# Written exercise
Gather every line below where "image" appears.

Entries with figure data
— start —
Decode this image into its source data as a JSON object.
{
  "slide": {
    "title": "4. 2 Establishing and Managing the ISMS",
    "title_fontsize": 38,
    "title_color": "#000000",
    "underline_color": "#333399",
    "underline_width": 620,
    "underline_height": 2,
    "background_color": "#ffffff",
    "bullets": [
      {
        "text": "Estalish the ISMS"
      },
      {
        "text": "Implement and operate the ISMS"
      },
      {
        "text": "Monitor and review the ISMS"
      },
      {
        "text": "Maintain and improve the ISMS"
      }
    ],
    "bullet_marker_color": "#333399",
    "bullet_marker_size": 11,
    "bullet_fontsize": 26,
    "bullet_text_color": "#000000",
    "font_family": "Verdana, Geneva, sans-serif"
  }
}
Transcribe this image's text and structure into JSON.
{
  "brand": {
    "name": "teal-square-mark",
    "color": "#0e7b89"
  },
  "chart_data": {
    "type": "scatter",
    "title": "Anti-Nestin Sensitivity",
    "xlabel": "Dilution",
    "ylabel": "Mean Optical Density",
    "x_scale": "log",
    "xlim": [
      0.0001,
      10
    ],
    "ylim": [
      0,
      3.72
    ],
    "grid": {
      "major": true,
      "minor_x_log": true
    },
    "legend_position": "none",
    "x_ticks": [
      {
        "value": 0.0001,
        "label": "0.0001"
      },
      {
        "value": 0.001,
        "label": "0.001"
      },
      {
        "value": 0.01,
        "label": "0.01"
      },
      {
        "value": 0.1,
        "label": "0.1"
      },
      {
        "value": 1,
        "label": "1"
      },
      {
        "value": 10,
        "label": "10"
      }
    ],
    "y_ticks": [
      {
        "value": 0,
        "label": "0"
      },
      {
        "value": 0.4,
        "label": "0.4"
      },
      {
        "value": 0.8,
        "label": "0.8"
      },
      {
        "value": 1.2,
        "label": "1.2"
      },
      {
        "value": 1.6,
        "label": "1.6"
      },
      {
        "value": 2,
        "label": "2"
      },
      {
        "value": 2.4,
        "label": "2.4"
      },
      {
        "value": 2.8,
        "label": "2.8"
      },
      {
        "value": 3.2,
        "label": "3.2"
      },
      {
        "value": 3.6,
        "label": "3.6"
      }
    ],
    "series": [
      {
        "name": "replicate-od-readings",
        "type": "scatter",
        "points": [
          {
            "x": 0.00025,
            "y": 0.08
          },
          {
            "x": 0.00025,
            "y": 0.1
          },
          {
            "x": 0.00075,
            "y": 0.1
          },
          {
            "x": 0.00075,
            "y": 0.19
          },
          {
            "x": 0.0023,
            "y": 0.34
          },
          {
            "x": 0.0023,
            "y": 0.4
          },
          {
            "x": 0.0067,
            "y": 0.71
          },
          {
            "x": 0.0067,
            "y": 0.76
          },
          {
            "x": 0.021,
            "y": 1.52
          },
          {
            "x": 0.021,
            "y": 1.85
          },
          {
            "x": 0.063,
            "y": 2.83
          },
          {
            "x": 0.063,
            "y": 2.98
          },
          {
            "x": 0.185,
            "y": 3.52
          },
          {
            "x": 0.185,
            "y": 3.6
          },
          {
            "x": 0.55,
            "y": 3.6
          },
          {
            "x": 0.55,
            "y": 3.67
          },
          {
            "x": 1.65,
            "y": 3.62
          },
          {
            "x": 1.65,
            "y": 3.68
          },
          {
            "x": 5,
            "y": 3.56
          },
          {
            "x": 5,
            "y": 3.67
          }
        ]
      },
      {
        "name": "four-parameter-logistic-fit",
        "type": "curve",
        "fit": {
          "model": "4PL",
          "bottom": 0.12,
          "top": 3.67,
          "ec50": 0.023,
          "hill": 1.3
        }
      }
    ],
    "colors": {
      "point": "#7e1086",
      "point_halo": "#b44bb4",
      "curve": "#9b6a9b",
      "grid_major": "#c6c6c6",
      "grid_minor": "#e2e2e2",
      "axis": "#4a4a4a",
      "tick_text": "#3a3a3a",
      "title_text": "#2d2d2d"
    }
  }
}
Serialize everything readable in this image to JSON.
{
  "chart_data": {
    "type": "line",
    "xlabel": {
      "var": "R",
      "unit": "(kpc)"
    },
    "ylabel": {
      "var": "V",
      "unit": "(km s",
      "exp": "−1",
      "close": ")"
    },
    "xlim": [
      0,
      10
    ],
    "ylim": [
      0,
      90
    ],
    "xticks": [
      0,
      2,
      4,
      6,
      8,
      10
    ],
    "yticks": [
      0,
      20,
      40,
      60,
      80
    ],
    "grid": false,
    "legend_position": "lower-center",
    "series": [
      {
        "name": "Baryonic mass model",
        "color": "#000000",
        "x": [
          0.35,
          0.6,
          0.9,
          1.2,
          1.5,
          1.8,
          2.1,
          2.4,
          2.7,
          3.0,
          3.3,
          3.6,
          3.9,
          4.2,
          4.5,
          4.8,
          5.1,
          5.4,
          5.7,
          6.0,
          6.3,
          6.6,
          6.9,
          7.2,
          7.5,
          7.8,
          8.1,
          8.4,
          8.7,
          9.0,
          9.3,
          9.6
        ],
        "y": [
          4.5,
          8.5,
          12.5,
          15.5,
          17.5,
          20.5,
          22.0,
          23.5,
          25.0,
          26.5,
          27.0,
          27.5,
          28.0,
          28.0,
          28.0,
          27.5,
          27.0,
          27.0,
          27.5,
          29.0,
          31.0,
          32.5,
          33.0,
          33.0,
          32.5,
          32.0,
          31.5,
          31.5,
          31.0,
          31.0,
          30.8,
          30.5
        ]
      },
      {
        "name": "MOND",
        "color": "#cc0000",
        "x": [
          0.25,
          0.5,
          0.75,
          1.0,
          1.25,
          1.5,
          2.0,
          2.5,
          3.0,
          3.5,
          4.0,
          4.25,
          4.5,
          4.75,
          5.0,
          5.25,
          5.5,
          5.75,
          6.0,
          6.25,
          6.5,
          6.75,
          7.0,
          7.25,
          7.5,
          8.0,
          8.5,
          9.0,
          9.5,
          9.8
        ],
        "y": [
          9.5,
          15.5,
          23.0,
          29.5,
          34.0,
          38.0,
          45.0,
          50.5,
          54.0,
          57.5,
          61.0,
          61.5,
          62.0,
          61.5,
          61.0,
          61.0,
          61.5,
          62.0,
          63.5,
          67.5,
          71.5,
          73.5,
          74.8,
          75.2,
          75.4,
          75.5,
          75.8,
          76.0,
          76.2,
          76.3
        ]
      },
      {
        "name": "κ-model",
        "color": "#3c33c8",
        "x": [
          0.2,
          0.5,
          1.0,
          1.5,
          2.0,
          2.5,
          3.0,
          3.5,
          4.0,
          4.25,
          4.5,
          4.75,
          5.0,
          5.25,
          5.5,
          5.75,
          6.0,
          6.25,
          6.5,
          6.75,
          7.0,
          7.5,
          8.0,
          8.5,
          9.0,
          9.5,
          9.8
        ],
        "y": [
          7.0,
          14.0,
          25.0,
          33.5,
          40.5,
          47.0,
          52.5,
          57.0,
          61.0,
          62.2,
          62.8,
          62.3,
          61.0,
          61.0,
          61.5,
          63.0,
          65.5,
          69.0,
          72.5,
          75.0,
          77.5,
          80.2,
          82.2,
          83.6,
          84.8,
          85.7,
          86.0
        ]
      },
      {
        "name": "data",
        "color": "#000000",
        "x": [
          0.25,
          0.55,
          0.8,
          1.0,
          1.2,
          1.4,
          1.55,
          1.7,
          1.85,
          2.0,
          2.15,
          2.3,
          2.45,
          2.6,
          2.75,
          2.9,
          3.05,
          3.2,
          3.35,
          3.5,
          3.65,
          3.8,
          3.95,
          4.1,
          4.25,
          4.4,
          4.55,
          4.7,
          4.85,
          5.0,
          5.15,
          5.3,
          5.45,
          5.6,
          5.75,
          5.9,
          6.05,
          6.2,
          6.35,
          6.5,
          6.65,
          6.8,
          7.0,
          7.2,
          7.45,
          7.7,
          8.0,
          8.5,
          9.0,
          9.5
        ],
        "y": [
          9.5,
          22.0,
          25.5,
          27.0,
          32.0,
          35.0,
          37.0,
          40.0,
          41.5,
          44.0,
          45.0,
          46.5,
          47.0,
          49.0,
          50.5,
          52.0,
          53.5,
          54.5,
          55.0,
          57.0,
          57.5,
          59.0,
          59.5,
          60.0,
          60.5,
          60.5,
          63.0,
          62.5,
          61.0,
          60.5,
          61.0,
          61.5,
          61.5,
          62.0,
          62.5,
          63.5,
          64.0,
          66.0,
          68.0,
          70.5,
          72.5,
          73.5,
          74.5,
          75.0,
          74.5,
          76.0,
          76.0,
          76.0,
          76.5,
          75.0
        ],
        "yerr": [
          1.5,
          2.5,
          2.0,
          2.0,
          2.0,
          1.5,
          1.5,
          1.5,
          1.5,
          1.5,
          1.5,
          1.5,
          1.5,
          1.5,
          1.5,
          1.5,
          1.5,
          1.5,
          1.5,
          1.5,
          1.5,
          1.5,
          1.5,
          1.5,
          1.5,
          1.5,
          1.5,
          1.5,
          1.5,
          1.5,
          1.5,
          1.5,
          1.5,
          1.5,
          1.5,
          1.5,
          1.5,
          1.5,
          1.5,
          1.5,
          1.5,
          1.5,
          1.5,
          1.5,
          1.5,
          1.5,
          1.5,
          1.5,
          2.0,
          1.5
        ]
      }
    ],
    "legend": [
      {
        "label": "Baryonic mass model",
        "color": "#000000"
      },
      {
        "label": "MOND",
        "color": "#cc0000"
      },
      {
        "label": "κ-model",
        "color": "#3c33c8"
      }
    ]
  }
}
— end —
# Answer to the problem
Decode this image into its source data as a JSON object.
Transcribe this image's text and structure into JSON.
Serialize everything readable in this image to JSON.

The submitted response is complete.